Below are the records; copy each line in them that holds the word "data".

— start The input —

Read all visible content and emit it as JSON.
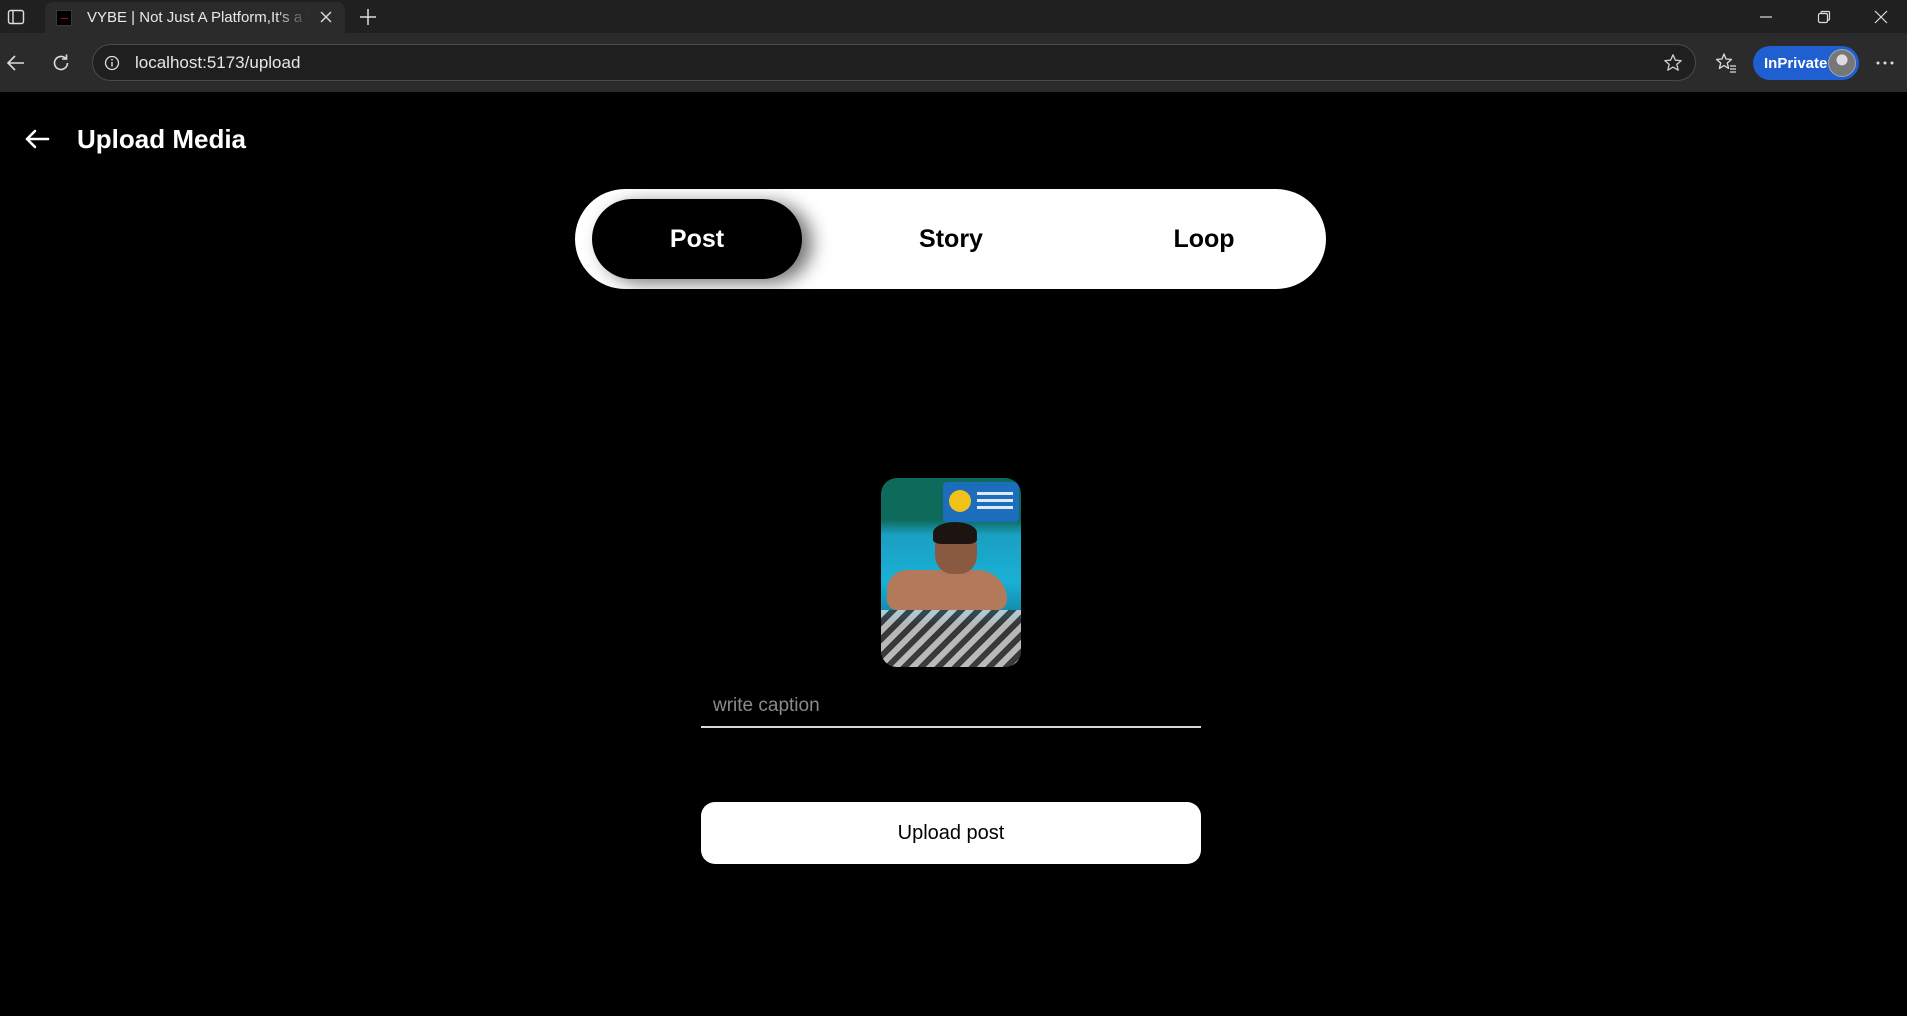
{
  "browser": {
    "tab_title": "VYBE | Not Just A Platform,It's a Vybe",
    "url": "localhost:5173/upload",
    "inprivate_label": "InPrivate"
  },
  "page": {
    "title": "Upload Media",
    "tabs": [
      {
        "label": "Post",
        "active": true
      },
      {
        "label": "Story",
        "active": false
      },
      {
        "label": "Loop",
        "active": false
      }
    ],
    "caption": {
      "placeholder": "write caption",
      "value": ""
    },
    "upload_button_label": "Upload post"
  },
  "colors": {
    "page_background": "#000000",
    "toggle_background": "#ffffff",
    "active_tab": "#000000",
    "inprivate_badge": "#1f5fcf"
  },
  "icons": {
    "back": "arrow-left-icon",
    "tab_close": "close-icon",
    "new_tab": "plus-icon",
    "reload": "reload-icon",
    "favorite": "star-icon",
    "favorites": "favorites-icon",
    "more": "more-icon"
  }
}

— end The input —
— start The input —

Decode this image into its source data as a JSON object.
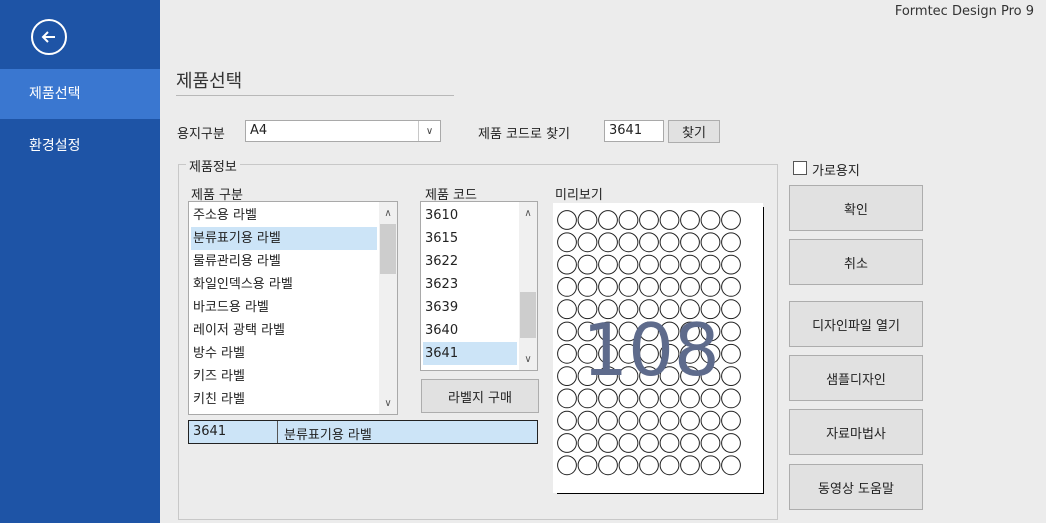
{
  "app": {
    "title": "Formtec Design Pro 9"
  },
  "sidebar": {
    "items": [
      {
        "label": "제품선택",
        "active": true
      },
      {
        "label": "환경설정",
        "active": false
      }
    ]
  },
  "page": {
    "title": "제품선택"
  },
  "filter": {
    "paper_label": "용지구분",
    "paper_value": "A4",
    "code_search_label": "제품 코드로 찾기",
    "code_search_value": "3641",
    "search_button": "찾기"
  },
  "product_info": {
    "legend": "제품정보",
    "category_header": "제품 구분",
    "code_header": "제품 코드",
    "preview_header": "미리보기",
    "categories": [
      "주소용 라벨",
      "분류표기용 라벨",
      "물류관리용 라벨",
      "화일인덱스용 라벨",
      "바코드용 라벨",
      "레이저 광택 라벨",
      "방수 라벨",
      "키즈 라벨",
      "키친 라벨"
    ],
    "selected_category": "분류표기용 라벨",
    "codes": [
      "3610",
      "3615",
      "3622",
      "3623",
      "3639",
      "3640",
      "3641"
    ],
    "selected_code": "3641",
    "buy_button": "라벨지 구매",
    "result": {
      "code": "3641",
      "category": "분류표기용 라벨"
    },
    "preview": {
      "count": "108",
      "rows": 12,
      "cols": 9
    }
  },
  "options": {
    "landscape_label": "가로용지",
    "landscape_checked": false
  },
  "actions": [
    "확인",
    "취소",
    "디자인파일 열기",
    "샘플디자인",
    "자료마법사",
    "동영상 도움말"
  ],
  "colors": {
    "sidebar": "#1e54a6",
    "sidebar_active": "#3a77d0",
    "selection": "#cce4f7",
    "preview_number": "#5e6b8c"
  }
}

— end The input —
— start The input —

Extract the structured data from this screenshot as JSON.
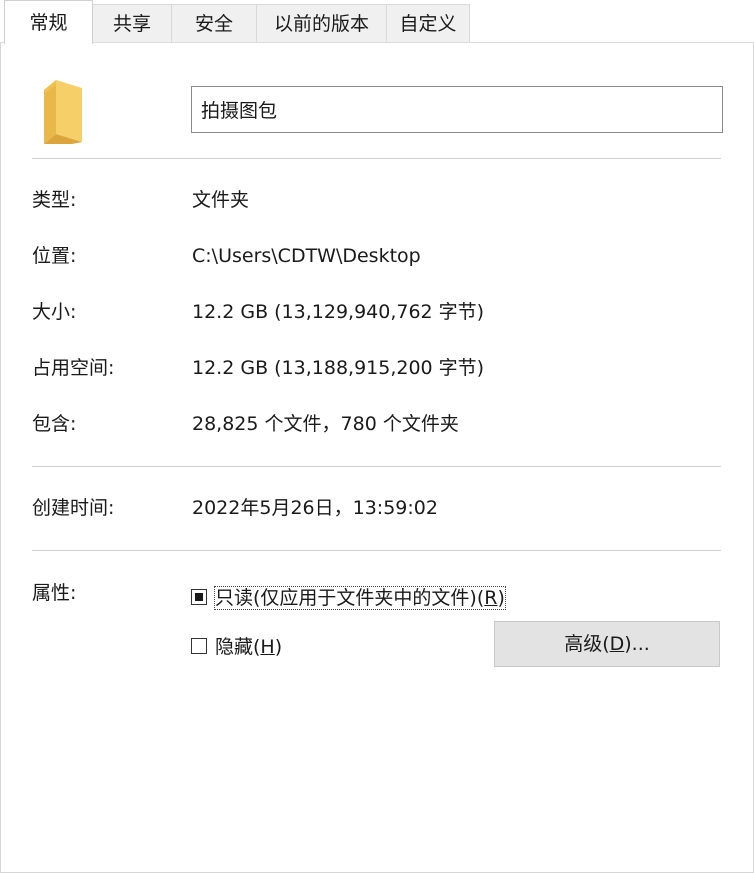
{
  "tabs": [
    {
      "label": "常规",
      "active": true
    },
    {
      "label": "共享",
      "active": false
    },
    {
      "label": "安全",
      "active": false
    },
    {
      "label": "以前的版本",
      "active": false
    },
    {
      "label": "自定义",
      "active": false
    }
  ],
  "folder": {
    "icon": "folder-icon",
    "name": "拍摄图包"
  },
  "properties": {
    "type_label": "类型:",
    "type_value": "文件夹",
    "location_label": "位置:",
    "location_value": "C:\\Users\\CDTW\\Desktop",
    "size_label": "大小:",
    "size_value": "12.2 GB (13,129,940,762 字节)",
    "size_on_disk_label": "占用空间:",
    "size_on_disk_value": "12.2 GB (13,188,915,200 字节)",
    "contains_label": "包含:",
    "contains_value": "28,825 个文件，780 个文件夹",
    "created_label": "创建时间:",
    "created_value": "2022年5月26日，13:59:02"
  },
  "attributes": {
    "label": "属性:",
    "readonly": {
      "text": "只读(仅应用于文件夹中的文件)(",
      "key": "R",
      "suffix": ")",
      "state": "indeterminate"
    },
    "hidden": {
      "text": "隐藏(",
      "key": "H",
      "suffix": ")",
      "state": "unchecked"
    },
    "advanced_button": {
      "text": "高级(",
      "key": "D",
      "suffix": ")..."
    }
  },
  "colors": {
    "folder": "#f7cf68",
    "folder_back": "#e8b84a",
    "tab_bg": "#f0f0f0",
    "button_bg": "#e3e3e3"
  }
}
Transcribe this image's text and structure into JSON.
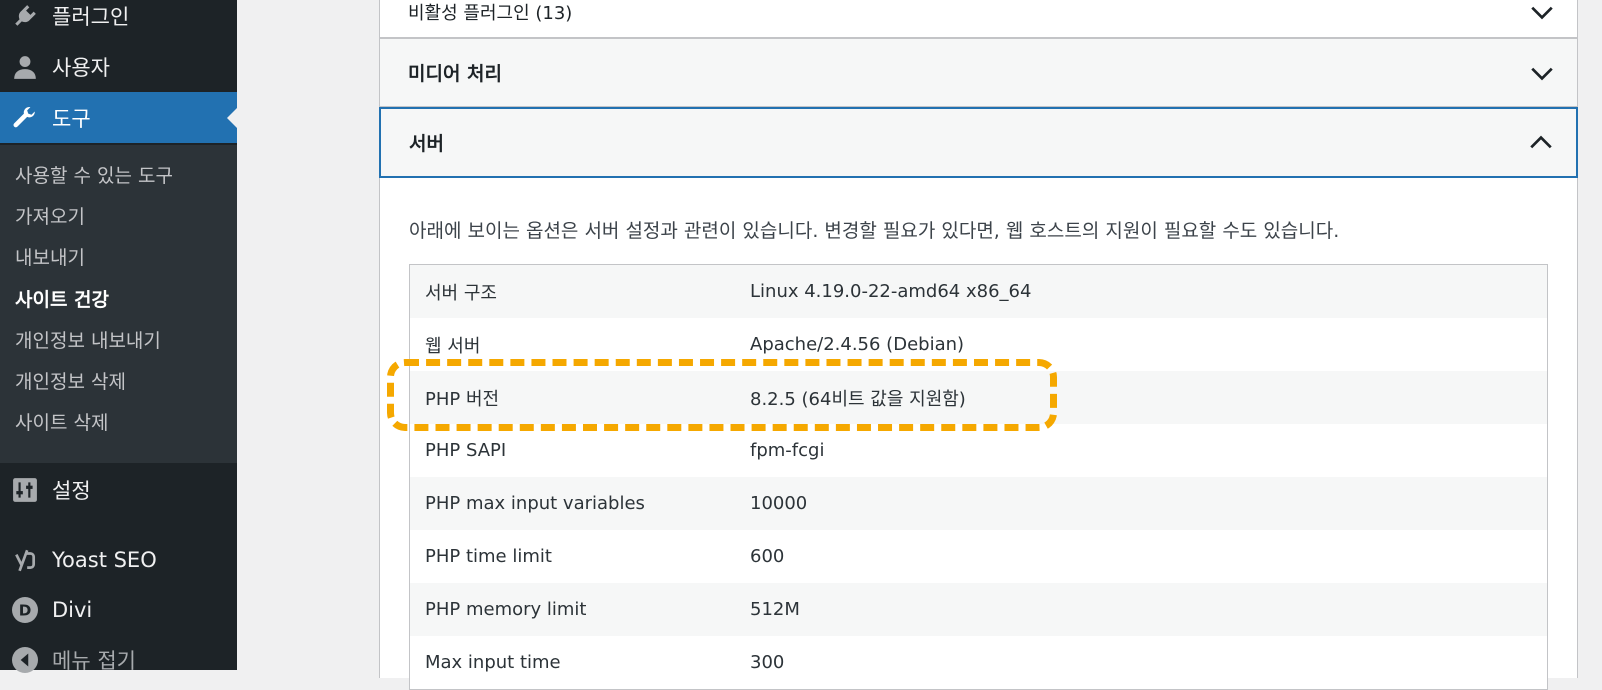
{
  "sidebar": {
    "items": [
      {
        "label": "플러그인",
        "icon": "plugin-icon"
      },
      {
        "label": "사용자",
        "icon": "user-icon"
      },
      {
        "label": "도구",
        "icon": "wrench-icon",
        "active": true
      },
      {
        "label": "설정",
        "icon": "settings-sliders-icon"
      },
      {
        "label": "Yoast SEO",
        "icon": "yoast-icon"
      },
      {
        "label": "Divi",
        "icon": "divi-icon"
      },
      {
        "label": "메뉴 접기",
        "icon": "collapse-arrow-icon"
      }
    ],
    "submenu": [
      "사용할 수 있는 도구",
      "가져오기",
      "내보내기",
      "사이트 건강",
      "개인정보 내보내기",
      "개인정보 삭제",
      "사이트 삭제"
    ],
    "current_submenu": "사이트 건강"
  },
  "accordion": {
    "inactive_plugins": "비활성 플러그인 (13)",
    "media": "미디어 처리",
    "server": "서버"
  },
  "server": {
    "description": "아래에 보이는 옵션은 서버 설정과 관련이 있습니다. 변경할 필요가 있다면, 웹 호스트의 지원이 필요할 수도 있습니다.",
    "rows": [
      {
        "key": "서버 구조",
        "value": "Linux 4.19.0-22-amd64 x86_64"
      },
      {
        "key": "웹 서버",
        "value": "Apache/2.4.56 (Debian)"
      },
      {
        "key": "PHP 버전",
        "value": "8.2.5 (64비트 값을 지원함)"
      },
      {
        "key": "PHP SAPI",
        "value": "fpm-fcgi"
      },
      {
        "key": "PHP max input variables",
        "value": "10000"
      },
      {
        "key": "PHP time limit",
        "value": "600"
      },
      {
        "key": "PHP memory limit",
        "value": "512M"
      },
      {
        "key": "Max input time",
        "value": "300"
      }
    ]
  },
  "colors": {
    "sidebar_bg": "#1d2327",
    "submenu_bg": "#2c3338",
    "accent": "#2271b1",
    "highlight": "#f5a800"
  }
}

— end The input —

▶ Worked solution:
Decode this image into its source data as a JSON object.
Extract the structured data from this screenshot as JSON.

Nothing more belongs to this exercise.